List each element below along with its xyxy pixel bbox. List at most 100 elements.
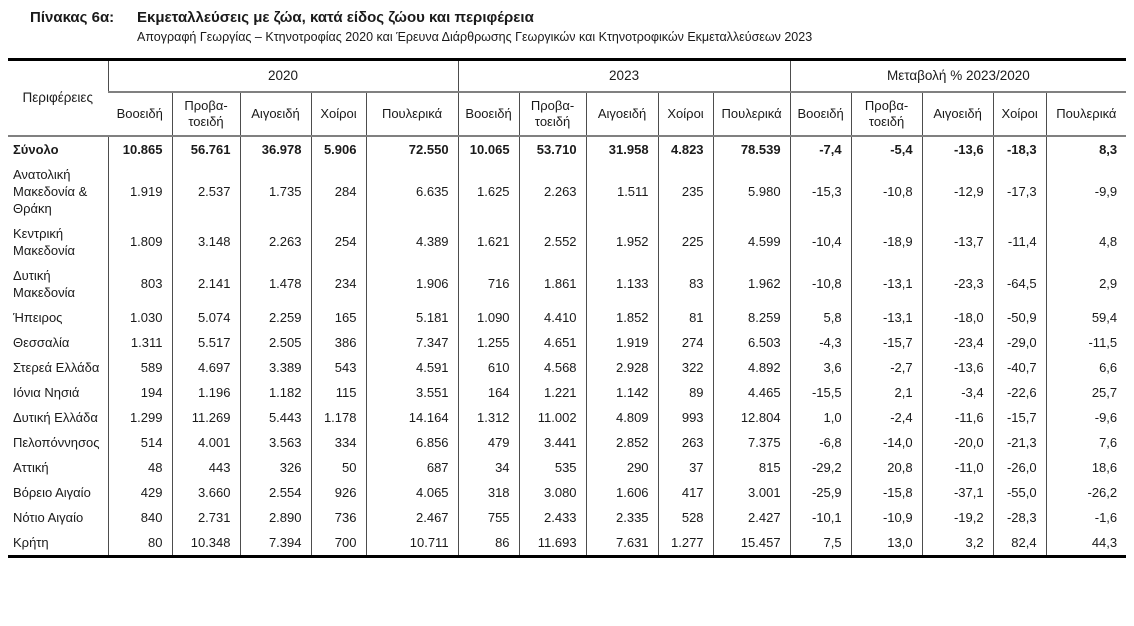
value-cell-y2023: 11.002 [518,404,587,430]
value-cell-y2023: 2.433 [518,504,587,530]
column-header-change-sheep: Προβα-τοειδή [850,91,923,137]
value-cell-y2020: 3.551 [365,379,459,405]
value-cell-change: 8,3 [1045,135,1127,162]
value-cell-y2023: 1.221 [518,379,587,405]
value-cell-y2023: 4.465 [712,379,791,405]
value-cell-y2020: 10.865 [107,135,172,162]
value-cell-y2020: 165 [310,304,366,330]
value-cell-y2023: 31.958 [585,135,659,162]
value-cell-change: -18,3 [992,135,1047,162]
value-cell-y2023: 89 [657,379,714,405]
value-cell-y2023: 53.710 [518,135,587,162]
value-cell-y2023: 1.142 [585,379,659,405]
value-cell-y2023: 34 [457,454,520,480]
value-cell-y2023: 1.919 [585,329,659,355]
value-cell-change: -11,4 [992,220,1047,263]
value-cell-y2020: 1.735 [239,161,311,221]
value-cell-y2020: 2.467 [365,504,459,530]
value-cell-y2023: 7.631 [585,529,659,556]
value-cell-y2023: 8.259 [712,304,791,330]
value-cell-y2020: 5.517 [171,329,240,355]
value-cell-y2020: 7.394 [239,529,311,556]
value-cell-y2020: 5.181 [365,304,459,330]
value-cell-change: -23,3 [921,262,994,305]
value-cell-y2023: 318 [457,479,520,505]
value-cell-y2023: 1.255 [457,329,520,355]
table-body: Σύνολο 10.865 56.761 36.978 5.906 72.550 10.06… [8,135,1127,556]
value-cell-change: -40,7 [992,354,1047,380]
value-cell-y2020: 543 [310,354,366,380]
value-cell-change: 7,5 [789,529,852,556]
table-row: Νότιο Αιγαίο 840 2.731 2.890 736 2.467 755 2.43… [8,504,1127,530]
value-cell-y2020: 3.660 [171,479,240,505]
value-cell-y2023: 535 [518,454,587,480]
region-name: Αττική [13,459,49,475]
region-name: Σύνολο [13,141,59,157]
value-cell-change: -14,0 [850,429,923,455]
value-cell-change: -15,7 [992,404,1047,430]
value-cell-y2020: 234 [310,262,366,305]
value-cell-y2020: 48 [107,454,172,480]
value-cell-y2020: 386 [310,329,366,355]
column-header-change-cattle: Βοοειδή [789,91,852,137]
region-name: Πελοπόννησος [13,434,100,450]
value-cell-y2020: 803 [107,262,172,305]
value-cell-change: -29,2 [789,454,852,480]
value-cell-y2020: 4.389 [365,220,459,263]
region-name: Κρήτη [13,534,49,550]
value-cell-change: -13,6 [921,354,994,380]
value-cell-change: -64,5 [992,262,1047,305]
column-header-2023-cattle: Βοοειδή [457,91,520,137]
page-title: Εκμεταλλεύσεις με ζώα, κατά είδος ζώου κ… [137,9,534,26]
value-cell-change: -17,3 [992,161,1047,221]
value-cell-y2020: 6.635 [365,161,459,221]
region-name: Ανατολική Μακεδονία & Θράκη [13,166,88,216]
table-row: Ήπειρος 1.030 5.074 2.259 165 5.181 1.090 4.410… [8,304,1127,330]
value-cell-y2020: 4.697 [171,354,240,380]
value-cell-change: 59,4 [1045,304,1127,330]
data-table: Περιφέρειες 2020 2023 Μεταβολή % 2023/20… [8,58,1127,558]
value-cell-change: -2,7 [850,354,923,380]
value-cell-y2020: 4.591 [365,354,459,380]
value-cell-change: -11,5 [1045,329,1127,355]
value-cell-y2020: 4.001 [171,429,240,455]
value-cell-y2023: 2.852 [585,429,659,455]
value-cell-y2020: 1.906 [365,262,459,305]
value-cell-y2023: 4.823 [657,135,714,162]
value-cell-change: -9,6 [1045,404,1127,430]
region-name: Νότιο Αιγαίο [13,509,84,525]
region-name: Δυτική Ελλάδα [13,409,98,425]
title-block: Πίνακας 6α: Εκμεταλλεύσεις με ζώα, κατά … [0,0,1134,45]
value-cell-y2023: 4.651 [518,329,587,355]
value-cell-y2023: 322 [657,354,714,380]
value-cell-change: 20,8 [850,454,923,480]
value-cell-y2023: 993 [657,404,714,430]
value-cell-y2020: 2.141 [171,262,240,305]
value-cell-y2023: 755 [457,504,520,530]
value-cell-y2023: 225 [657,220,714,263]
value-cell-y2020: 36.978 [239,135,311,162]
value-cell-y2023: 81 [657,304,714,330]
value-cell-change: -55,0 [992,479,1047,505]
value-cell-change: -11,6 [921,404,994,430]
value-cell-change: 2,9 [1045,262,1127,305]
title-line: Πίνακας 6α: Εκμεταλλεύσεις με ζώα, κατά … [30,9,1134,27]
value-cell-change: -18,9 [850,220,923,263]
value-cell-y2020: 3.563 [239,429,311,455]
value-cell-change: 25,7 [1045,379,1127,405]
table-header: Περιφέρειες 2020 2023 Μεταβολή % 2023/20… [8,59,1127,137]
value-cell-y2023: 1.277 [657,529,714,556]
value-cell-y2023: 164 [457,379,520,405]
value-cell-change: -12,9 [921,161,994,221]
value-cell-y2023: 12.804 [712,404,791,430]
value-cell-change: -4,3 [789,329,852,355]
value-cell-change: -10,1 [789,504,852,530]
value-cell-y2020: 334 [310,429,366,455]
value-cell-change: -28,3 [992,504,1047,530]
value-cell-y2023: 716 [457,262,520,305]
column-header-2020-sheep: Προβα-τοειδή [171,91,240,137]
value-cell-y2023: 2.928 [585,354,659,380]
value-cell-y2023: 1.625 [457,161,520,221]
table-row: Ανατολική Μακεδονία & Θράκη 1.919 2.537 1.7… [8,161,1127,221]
# # #
Exercise requirements - Repeat the records from the line containing "value-cell-y2023: 11.002 [518,404,587,430]" through the line containing "value-cell-y2023: 318 [457,479,520,505]".

Result for this exercise -
value-cell-y2023: 11.002 [518,404,587,430]
value-cell-y2023: 2.433 [518,504,587,530]
column-header-change-sheep: Προβα-τοειδή [850,91,923,137]
value-cell-y2020: 3.551 [365,379,459,405]
value-cell-change: 8,3 [1045,135,1127,162]
value-cell-y2023: 1.221 [518,379,587,405]
value-cell-y2023: 4.465 [712,379,791,405]
value-cell-y2020: 10.865 [107,135,172,162]
value-cell-y2020: 165 [310,304,366,330]
value-cell-y2023: 31.958 [585,135,659,162]
value-cell-change: -18,3 [992,135,1047,162]
value-cell-y2023: 89 [657,379,714,405]
value-cell-y2023: 53.710 [518,135,587,162]
value-cell-y2023: 1.142 [585,379,659,405]
value-cell-y2023: 34 [457,454,520,480]
value-cell-y2023: 1.919 [585,329,659,355]
value-cell-change: -11,4 [992,220,1047,263]
value-cell-y2020: 1.735 [239,161,311,221]
value-cell-y2020: 2.467 [365,504,459,530]
value-cell-y2023: 7.631 [585,529,659,556]
value-cell-y2023: 8.259 [712,304,791,330]
value-cell-y2020: 5.517 [171,329,240,355]
value-cell-y2020: 7.394 [239,529,311,556]
value-cell-y2020: 5.181 [365,304,459,330]
value-cell-change: -23,3 [921,262,994,305]
value-cell-y2023: 318 [457,479,520,505]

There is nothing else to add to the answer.